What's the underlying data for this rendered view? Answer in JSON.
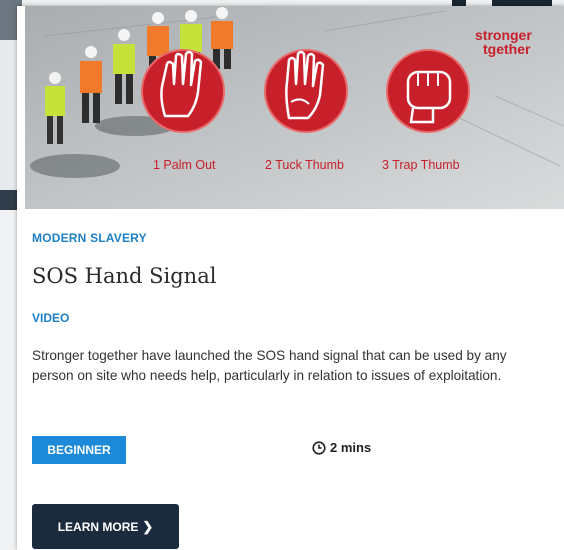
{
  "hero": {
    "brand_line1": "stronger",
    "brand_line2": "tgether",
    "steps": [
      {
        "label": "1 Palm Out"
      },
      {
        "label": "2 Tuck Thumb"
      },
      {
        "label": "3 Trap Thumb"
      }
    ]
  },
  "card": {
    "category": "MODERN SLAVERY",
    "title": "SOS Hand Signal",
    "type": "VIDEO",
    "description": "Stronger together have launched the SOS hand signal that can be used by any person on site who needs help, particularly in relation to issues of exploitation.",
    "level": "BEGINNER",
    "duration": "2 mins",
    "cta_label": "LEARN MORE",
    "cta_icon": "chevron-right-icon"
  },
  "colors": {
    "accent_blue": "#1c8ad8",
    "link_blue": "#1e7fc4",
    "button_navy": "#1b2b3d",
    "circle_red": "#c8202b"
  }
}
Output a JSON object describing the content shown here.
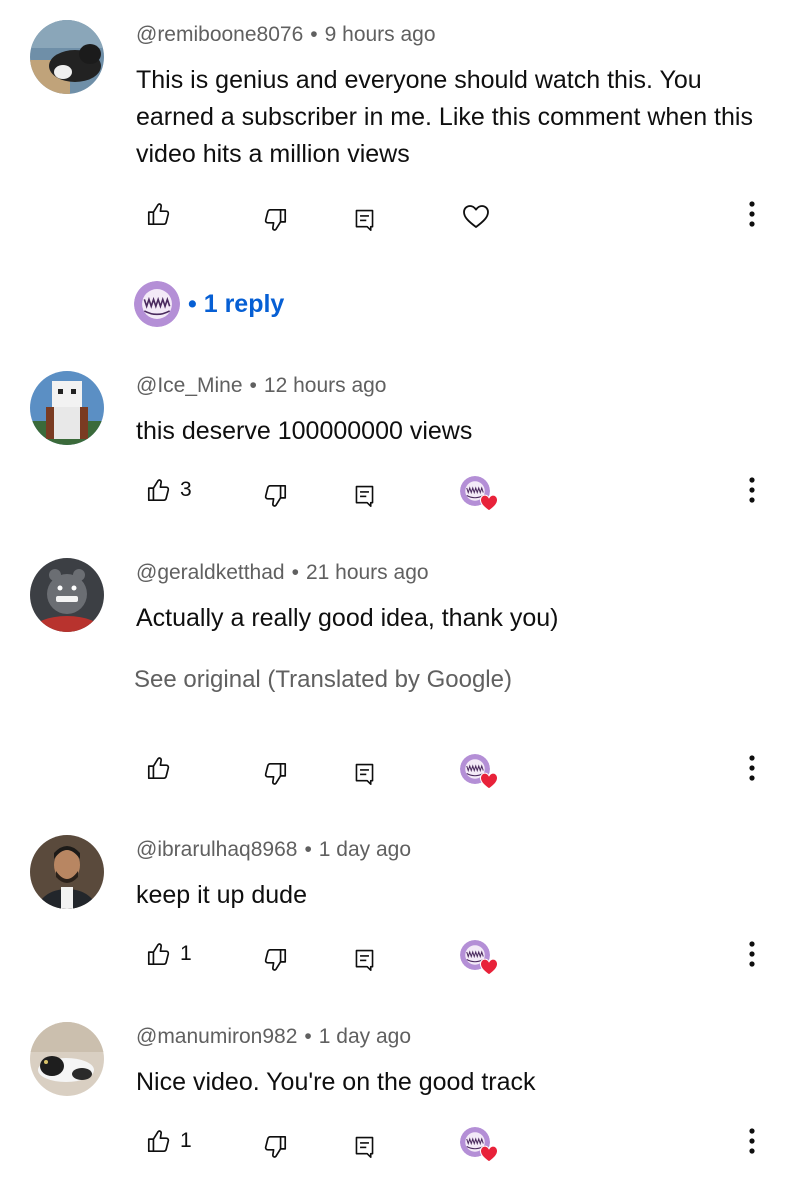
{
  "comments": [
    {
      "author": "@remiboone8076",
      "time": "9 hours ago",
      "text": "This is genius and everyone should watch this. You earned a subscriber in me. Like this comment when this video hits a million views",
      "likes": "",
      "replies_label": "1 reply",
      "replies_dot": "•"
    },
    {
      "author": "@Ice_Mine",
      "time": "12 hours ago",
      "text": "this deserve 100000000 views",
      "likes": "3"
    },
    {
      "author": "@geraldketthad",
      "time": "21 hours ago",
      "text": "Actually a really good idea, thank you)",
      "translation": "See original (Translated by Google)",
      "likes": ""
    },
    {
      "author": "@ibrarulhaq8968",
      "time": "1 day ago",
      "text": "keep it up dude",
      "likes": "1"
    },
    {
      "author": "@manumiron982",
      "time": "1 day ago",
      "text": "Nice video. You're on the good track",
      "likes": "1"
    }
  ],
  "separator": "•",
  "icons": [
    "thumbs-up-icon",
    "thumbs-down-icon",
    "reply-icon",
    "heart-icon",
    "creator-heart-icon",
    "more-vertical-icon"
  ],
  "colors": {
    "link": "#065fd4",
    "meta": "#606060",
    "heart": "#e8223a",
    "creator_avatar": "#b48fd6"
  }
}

• • •

> _Written problem_
Your task is to gather every line with the word "JSON" and copy it.

> _Solution for this problem_
What's the underlying data for this rendered view? Answer in JSON.
Output a JSON object describing the content shown here.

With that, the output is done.